Short exercise =>
Copy out the lines that have "Wavelet" in them.
## begin Data shown
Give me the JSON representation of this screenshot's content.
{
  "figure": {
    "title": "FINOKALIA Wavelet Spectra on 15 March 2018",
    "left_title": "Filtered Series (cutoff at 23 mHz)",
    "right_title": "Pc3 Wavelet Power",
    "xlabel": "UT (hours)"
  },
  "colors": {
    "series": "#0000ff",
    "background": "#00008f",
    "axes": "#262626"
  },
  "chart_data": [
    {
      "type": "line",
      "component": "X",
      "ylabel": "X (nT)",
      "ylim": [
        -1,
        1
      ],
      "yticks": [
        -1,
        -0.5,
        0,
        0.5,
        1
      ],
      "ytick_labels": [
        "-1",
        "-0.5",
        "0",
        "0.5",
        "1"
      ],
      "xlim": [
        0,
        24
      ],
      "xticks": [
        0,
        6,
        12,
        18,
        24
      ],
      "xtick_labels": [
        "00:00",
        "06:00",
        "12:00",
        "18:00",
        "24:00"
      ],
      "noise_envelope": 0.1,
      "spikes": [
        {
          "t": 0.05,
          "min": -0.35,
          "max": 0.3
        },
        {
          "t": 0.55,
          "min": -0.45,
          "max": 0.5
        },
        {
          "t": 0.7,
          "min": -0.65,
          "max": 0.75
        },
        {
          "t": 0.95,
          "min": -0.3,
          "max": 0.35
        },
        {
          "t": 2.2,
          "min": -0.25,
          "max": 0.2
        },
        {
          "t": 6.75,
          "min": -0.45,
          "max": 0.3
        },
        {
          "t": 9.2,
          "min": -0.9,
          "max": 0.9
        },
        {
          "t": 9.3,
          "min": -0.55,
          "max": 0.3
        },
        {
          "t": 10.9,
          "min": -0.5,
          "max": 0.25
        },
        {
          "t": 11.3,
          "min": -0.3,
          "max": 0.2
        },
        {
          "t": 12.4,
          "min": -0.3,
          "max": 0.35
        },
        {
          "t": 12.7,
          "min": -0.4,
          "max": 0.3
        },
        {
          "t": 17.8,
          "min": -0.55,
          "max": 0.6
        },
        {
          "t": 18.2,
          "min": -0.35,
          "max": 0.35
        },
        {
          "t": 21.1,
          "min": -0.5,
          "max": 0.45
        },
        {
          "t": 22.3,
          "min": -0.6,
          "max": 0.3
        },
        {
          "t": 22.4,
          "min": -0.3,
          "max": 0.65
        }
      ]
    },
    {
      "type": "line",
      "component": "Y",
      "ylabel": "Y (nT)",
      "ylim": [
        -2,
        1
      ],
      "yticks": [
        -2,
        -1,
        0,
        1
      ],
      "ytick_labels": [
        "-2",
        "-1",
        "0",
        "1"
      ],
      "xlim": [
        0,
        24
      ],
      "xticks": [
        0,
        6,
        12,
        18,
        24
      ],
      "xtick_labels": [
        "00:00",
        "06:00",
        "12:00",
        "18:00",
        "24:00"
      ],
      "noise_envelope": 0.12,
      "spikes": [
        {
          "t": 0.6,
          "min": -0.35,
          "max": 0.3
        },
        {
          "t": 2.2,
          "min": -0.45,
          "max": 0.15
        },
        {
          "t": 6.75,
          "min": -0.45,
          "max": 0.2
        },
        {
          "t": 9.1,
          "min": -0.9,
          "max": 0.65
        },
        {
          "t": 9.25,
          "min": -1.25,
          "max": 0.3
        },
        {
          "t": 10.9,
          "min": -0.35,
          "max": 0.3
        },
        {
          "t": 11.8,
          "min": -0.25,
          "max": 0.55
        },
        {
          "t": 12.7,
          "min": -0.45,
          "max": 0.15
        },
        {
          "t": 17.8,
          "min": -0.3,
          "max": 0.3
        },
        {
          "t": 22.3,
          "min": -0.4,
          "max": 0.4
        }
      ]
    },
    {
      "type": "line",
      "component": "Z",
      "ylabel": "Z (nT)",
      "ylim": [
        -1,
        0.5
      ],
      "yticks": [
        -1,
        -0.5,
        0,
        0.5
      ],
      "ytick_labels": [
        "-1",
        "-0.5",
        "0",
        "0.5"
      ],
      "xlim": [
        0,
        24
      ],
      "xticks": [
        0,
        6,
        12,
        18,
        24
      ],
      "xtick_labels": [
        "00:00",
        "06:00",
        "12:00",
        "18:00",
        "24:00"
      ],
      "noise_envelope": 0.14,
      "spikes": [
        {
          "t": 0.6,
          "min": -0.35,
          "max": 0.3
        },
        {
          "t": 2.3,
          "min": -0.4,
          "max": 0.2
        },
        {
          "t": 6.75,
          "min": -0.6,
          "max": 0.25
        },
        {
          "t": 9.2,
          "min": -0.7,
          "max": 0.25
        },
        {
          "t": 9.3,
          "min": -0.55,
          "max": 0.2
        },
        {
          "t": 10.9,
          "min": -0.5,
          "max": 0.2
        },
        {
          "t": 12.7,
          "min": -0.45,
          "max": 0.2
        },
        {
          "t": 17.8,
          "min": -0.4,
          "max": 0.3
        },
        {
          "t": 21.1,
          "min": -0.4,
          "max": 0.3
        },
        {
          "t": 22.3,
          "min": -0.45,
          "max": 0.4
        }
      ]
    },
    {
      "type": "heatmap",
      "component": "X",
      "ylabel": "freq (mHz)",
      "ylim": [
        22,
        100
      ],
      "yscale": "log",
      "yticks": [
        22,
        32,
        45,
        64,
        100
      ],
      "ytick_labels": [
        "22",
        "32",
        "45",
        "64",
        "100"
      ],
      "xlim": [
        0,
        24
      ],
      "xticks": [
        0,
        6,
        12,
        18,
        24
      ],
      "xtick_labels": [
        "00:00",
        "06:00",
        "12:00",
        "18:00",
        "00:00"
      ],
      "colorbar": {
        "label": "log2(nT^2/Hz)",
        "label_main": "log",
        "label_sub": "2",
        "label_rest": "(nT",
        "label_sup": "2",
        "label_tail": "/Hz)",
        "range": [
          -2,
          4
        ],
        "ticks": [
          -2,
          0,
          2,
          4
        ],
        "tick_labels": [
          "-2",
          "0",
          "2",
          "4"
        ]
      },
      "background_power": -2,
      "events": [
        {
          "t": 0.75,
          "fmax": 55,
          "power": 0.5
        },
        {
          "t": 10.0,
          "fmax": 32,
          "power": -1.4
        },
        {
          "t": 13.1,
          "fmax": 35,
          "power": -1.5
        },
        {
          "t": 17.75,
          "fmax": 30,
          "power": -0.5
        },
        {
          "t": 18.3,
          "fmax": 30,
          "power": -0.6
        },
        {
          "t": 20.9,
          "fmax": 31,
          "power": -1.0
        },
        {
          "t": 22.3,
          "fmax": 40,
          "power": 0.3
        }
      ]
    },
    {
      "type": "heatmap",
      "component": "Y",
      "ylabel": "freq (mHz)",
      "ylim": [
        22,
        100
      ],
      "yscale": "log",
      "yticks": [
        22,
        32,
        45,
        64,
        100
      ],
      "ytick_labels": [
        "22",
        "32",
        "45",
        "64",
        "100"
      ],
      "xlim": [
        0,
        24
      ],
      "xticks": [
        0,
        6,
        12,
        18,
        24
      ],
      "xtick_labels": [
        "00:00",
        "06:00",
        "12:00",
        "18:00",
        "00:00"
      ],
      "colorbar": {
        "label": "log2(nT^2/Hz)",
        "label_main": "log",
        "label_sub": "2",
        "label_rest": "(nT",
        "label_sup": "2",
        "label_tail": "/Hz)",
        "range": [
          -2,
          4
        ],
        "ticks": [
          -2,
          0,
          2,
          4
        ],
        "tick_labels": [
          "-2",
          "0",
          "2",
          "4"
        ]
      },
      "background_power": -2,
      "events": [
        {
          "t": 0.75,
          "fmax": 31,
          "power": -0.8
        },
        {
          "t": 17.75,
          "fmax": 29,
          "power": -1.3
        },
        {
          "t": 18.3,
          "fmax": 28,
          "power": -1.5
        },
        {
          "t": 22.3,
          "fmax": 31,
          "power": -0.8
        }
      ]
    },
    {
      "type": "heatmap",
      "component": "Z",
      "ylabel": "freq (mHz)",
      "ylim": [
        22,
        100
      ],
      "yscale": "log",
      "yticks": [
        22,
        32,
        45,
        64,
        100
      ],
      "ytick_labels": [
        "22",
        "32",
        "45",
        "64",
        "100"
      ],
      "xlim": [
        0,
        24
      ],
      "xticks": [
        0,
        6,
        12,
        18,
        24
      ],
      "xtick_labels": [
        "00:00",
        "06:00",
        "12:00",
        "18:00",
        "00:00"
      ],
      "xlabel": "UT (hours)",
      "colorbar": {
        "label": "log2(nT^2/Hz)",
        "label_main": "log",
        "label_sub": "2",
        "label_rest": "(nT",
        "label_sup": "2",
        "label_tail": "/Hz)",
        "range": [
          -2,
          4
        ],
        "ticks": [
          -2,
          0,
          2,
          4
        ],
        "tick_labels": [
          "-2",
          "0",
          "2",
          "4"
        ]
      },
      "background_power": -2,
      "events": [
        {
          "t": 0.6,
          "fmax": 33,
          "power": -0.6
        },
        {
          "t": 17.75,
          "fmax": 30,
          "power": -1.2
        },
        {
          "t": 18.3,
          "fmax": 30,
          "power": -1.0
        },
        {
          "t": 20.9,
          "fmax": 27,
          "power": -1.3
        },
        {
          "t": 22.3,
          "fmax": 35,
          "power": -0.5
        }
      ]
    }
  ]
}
## end Data shown
Output =>
    "title": "FINOKALIA Wavelet Spectra on 15 March 2018",
    "right_title": "Pc3 Wavelet Power",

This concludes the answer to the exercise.